::: Material for this exercise
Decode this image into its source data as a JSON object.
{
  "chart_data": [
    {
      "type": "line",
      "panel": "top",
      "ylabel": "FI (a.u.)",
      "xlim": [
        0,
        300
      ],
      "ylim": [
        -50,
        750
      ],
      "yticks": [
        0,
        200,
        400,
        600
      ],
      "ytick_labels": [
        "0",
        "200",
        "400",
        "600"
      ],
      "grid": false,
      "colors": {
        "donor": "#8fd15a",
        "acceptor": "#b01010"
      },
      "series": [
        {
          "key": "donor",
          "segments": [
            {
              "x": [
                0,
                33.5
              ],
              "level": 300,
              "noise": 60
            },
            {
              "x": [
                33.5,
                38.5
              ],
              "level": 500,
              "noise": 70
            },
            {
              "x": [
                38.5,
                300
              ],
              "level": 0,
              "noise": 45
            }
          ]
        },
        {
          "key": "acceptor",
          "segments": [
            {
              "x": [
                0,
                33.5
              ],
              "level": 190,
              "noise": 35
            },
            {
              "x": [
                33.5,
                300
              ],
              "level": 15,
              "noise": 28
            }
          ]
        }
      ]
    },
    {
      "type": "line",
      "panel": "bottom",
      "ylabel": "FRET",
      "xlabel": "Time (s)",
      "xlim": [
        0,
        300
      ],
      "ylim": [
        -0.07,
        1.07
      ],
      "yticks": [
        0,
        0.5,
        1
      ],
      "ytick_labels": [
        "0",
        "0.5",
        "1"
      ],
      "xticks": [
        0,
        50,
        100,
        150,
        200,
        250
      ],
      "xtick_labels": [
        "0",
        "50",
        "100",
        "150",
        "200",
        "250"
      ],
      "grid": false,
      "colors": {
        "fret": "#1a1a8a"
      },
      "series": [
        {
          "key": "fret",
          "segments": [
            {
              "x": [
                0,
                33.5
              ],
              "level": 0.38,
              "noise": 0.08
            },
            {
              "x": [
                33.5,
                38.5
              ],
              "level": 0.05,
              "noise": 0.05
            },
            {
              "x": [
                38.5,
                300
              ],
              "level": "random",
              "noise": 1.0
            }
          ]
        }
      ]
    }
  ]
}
::::::
**The problem**. Give back all the records exactly as they stand.

**Complete output**.
Decode this image into its source data as a JSON object.
{
  "chart_data": [
    {
      "type": "line",
      "panel": "top",
      "ylabel": "FI (a.u.)",
      "xlim": [
        0,
        300
      ],
      "ylim": [
        -50,
        750
      ],
      "yticks": [
        0,
        200,
        400,
        600
      ],
      "ytick_labels": [
        "0",
        "200",
        "400",
        "600"
      ],
      "grid": false,
      "colors": {
        "donor": "#8fd15a",
        "acceptor": "#b01010"
      },
      "series": [
        {
          "key": "donor",
          "segments": [
            {
              "x": [
                0,
                33.5
              ],
              "level": 300,
              "noise": 60
            },
            {
              "x": [
                33.5,
                38.5
              ],
              "level": 500,
              "noise": 70
            },
            {
              "x": [
                38.5,
                300
              ],
              "level": 0,
              "noise": 45
            }
          ]
        },
        {
          "key": "acceptor",
          "segments": [
            {
              "x": [
                0,
                33.5
              ],
              "level": 190,
              "noise": 35
            },
            {
              "x": [
                33.5,
                300
              ],
              "level": 15,
              "noise": 28
            }
          ]
        }
      ]
    },
    {
      "type": "line",
      "panel": "bottom",
      "ylabel": "FRET",
      "xlabel": "Time (s)",
      "xlim": [
        0,
        300
      ],
      "ylim": [
        -0.07,
        1.07
      ],
      "yticks": [
        0,
        0.5,
        1
      ],
      "ytick_labels": [
        "0",
        "0.5",
        "1"
      ],
      "xticks": [
        0,
        50,
        100,
        150,
        200,
        250
      ],
      "xtick_labels": [
        "0",
        "50",
        "100",
        "150",
        "200",
        "250"
      ],
      "grid": false,
      "colors": {
        "fret": "#1a1a8a"
      },
      "series": [
        {
          "key": "fret",
          "segments": [
            {
              "x": [
                0,
                33.5
              ],
              "level": 0.38,
              "noise": 0.08
            },
            {
              "x": [
                33.5,
                38.5
              ],
              "level": 0.05,
              "noise": 0.05
            },
            {
              "x": [
                38.5,
                300
              ],
              "level": "random",
              "noise": 1.0
            }
          ]
        }
      ]
    }
  ]
}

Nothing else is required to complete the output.